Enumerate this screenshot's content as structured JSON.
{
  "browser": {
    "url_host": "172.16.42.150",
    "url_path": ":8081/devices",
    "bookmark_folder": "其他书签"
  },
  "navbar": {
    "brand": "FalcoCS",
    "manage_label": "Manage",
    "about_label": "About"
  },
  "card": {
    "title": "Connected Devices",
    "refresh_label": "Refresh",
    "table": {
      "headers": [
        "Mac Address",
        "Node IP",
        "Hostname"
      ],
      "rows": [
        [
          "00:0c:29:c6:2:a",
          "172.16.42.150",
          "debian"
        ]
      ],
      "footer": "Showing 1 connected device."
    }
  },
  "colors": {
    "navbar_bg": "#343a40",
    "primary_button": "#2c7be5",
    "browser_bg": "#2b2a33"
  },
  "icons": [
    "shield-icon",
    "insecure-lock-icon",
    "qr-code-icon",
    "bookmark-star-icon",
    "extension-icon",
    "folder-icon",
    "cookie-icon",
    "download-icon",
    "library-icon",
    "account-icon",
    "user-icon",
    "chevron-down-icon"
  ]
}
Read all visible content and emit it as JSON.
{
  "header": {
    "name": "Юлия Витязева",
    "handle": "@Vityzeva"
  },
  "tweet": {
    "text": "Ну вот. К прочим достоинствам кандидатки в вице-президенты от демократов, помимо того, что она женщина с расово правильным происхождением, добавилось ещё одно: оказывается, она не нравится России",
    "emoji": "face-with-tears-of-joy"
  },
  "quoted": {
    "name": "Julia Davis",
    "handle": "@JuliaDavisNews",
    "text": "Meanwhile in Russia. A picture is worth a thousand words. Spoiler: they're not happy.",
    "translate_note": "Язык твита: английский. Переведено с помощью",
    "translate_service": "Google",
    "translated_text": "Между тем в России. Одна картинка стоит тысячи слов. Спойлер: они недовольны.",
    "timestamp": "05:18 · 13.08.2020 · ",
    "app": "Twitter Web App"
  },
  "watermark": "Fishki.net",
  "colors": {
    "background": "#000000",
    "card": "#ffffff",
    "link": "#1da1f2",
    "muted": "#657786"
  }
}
◆ ◆ ◆ ◆
= PROBLEM DETAILS =
All records above must be set down exactly, please.

= COMPLETED TASK =
Enumerate this screenshot's content as structured JSON.
{
  "browser": {
    "url_host": "172.16.42.150",
    "url_path": ":8081/devices",
    "bookmark_folder": "其他书签"
  },
  "navbar": {
    "brand": "FalcoCS",
    "manage_label": "Manage",
    "about_label": "About"
  },
  "card": {
    "title": "Connected Devices",
    "refresh_label": "Refresh",
    "table": {
      "headers": [
        "Mac Address",
        "Node IP",
        "Hostname"
      ],
      "rows": [
        [
          "00:0c:29:c6:2:a",
          "172.16.42.150",
          "debian"
        ]
      ],
      "footer": "Showing 1 connected device."
    }
  },
  "colors": {
    "navbar_bg": "#343a40",
    "primary_button": "#2c7be5",
    "browser_bg": "#2b2a33"
  },
  "icons": [
    "shield-icon",
    "insecure-lock-icon",
    "qr-code-icon",
    "bookmark-star-icon",
    "extension-icon",
    "folder-icon",
    "cookie-icon",
    "download-icon",
    "library-icon",
    "account-icon",
    "user-icon",
    "chevron-down-icon"
  ]
}
Read all visible content and emit it as JSON.
{
  "header": {
    "name": "Юлия Витязева",
    "handle": "@Vityzeva"
  },
  "tweet": {
    "text": "Ну вот. К прочим достоинствам кандидатки в вице-президенты от демократов, помимо того, что она женщина с расово правильным происхождением, добавилось ещё одно: оказывается, она не нравится России",
    "emoji": "face-with-tears-of-joy"
  },
  "quoted": {
    "name": "Julia Davis",
    "handle": "@JuliaDavisNews",
    "text": "Meanwhile in Russia. A picture is worth a thousand words. Spoiler: they're not happy.",
    "translate_note": "Язык твита: английский. Переведено с помощью",
    "translate_service": "Google",
    "translated_text": "Между тем в России. Одна картинка стоит тысячи слов. Спойлер: они недовольны.",
    "timestamp": "05:18 · 13.08.2020 · ",
    "app": "Twitter Web App"
  },
  "watermark": "Fishki.net",
  "colors": {
    "background": "#000000",
    "card": "#ffffff",
    "link": "#1da1f2",
    "muted": "#657786"
  }
}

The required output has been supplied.